# Stated goal
Transcribe, exactly as they appear, only the lines from the one holding "Give me the" through the end of the entries below.

************

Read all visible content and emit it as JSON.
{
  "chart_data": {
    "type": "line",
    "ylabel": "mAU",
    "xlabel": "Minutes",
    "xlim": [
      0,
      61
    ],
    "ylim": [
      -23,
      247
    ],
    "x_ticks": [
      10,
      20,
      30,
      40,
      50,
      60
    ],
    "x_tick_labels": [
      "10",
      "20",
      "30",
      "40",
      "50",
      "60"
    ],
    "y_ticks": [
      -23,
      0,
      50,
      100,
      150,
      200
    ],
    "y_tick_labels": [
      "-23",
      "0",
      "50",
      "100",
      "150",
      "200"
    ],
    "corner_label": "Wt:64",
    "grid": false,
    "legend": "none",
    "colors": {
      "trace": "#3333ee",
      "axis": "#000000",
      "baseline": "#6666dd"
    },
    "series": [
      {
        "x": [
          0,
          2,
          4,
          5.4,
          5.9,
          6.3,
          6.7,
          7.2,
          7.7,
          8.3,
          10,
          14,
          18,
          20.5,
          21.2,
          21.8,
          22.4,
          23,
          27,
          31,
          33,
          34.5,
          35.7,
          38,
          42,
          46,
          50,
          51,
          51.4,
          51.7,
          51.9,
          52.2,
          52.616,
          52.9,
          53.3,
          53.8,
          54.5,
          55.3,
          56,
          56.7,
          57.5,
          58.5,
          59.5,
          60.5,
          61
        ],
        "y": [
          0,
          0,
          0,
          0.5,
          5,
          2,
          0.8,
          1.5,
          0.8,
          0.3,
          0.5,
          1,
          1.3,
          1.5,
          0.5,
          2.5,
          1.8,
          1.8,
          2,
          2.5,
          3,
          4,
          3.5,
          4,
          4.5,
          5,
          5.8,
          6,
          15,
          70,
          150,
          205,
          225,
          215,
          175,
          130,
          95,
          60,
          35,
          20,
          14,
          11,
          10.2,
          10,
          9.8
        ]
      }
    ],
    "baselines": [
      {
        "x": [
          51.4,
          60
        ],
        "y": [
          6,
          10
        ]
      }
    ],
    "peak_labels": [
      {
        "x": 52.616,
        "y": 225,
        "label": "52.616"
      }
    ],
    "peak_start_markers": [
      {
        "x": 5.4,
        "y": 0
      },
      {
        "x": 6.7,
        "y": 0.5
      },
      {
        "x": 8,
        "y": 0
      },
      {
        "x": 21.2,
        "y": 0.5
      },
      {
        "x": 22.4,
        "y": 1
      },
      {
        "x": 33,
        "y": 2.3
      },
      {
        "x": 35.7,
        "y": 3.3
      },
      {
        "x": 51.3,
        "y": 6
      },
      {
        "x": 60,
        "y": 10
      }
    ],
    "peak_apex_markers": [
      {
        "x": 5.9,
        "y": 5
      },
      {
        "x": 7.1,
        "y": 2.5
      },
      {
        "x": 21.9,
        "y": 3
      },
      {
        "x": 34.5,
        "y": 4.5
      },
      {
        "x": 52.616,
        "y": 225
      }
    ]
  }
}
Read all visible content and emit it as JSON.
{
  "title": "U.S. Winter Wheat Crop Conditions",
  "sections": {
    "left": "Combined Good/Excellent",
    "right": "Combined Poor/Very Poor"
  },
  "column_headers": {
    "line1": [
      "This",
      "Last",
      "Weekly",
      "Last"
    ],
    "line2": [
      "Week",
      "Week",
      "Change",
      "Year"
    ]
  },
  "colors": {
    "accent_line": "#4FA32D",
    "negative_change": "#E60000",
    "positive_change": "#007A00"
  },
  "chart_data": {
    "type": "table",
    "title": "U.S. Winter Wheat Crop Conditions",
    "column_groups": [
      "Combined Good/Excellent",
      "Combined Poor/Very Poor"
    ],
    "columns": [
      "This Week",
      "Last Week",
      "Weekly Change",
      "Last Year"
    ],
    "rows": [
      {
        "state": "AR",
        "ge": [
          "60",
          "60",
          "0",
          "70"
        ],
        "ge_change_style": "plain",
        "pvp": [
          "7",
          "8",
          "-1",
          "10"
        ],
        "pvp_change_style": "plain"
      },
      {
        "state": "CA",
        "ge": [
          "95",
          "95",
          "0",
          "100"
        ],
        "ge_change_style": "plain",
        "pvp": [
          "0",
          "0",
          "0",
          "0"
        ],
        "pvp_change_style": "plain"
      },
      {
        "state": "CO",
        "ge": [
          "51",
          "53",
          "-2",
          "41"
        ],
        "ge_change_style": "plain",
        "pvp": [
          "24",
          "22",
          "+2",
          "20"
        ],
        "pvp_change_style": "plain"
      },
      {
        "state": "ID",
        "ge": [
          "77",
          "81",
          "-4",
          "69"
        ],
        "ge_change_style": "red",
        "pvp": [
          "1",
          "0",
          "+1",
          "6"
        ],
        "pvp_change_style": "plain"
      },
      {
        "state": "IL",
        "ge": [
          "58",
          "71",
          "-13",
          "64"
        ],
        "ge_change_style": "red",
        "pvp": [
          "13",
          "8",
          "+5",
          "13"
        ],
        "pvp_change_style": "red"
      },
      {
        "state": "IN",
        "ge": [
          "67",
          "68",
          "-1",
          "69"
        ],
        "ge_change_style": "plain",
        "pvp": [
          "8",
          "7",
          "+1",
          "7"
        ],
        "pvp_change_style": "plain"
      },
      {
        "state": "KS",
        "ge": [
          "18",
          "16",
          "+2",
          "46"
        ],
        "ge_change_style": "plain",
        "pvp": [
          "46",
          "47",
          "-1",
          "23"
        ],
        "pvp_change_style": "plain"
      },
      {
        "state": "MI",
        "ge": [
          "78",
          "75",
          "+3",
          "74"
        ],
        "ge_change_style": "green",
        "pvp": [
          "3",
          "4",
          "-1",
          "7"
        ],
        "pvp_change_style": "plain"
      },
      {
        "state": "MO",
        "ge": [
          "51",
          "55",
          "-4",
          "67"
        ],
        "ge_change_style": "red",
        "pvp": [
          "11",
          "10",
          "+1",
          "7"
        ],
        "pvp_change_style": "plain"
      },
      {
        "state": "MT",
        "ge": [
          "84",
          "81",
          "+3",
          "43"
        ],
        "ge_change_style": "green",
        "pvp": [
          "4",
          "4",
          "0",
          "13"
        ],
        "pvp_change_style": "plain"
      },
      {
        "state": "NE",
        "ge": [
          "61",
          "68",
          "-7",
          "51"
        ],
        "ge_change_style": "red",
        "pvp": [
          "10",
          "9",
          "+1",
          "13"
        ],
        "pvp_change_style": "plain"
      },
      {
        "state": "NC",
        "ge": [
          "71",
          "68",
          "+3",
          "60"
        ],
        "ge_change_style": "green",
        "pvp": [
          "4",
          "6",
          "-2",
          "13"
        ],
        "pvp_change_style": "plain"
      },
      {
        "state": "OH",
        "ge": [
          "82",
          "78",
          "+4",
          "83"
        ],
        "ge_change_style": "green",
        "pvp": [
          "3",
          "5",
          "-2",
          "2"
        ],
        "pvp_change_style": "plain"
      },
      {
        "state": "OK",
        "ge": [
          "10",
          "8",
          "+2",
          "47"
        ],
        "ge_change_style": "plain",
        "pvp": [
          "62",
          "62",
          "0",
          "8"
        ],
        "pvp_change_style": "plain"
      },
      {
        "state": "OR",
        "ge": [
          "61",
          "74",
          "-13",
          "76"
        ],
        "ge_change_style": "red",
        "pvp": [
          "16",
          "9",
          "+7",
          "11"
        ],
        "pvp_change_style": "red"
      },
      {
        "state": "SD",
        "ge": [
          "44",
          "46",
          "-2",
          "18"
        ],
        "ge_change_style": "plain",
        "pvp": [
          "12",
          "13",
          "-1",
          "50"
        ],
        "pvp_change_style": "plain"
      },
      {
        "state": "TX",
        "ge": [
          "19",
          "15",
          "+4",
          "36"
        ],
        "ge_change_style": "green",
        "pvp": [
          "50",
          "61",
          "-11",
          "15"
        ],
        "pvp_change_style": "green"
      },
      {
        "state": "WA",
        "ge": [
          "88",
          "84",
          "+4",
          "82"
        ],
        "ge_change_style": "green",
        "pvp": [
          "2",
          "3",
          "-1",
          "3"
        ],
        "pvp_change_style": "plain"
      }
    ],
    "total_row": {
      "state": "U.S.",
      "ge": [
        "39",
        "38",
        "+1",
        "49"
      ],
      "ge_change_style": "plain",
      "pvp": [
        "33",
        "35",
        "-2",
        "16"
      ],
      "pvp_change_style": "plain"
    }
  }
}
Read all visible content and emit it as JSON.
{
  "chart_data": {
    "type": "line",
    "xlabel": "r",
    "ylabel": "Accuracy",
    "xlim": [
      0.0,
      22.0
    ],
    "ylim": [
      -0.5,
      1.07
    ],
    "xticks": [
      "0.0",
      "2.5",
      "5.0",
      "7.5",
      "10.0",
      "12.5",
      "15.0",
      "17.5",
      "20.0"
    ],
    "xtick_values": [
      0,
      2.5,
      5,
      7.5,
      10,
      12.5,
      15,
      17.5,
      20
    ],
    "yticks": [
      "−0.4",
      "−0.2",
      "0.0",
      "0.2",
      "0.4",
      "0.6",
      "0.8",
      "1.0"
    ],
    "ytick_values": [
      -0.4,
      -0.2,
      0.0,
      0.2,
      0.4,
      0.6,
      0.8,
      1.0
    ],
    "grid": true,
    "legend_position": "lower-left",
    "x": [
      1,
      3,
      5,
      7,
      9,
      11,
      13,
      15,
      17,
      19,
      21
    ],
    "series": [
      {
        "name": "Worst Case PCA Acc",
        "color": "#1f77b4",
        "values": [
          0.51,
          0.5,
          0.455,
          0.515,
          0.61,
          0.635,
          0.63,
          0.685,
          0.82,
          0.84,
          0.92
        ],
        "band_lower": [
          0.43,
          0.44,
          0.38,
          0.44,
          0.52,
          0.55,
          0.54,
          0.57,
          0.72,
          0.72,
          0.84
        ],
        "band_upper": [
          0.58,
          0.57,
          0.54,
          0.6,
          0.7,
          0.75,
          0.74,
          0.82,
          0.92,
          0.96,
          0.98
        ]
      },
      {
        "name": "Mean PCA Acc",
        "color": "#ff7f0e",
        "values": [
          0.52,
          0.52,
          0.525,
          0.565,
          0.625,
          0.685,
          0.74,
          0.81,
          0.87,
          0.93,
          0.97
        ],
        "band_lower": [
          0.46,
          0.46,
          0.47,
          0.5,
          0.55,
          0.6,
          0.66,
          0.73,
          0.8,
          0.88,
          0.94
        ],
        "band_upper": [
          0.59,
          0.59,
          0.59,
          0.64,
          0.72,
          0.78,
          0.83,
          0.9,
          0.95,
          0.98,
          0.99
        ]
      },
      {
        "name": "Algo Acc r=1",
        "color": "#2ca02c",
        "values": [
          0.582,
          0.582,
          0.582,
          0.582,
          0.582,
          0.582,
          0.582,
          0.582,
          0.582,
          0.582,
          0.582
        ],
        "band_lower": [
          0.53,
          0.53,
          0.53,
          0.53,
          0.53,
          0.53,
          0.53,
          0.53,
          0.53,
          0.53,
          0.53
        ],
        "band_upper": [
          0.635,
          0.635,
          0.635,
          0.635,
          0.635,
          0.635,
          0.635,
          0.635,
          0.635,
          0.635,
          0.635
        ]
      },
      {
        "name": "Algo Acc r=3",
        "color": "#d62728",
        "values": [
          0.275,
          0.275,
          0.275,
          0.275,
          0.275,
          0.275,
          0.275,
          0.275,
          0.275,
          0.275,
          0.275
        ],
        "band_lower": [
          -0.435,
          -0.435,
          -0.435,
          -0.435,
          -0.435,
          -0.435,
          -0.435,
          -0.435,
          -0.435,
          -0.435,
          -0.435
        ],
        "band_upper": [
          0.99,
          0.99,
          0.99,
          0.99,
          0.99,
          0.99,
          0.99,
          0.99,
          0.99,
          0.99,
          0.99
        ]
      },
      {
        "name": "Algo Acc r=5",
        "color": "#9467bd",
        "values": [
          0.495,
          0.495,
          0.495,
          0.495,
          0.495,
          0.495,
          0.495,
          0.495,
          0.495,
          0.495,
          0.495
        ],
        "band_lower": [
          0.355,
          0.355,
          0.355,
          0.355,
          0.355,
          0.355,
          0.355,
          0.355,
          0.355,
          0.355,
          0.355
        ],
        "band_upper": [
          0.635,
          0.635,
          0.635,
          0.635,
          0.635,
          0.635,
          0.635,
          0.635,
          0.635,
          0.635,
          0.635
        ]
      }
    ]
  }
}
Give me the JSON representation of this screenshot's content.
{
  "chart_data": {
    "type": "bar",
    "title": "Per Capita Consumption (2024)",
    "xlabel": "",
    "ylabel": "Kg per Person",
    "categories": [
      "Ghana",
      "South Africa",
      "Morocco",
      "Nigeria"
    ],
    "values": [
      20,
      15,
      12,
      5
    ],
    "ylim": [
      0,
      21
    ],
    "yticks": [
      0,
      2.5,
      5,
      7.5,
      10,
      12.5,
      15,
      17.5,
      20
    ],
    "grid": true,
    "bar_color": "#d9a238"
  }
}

************

# Answer to the problem
Give me the JSON representation of this screenshot's content.
{
  "chart_data": {
    "type": "bar",
    "title": "Per Capita Consumption (2024)",
    "xlabel": "",
    "ylabel": "Kg per Person",
    "categories": [
      "Ghana",
      "South Africa",
      "Morocco",
      "Nigeria"
    ],
    "values": [
      20,
      15,
      12,
      5
    ],
    "ylim": [
      0,
      21
    ],
    "yticks": [
      0,
      2.5,
      5,
      7.5,
      10,
      12.5,
      15,
      17.5,
      20
    ],
    "grid": true,
    "bar_color": "#d9a238"
  }
}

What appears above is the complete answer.